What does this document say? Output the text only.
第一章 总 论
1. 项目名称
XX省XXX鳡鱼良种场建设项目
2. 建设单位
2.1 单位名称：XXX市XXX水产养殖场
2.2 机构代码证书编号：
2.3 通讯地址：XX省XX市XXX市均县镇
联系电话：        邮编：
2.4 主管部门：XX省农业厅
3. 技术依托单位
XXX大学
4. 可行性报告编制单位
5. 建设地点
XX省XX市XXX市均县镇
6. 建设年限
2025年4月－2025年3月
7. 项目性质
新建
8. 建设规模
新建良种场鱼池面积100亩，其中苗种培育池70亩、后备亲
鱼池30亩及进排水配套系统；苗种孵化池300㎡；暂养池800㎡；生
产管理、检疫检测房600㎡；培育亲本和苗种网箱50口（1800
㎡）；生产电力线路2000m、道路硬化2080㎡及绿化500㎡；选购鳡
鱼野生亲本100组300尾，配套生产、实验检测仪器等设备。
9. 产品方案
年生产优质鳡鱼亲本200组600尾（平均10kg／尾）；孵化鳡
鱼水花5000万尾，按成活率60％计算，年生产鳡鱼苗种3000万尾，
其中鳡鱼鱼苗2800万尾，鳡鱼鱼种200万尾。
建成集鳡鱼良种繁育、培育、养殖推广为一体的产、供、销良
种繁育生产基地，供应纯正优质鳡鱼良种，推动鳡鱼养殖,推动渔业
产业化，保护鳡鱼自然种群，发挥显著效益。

----------

> GIVEN TASK
Output every line above without altering anything.

> TASK ANSWER
What does this document say? Output the text only.
第一章 总 论
1. 项目名称
XX省XXX鳡鱼良种场建设项目
2. 建设单位
2.1 单位名称：XXX市XXX水产养殖场
2.2 机构代码证书编号：
2.3 通讯地址：XX省XX市XXX市均县镇
联系电话：        邮编：
2.4 主管部门：XX省农业厅
3. 技术依托单位
XXX大学
4. 可行性报告编制单位
5. 建设地点
XX省XX市XXX市均县镇
6. 建设年限
2025年4月－2025年3月
7. 项目性质
新建
8. 建设规模
新建良种场鱼池面积100亩，其中苗种培育池70亩、后备亲
鱼池30亩及进排水配套系统；苗种孵化池300㎡；暂养池800㎡；生
产管理、检疫检测房600㎡；培育亲本和苗种网箱50口（1800
㎡）；生产电力线路2000m、道路硬化2080㎡及绿化500㎡；选购鳡
鱼野生亲本100组300尾，配套生产、实验检测仪器等设备。
9. 产品方案
年生产优质鳡鱼亲本200组600尾（平均10kg／尾）；孵化鳡
鱼水花5000万尾，按成活率60％计算，年生产鳡鱼苗种3000万尾，
其中鳡鱼鱼苗2800万尾，鳡鱼鱼种200万尾。
建成集鳡鱼良种繁育、培育、养殖推广为一体的产、供、销良
种繁育生产基地，供应纯正优质鳡鱼良种，推动鳡鱼养殖,推动渔业
产业化，保护鳡鱼自然种群，发挥显著效益。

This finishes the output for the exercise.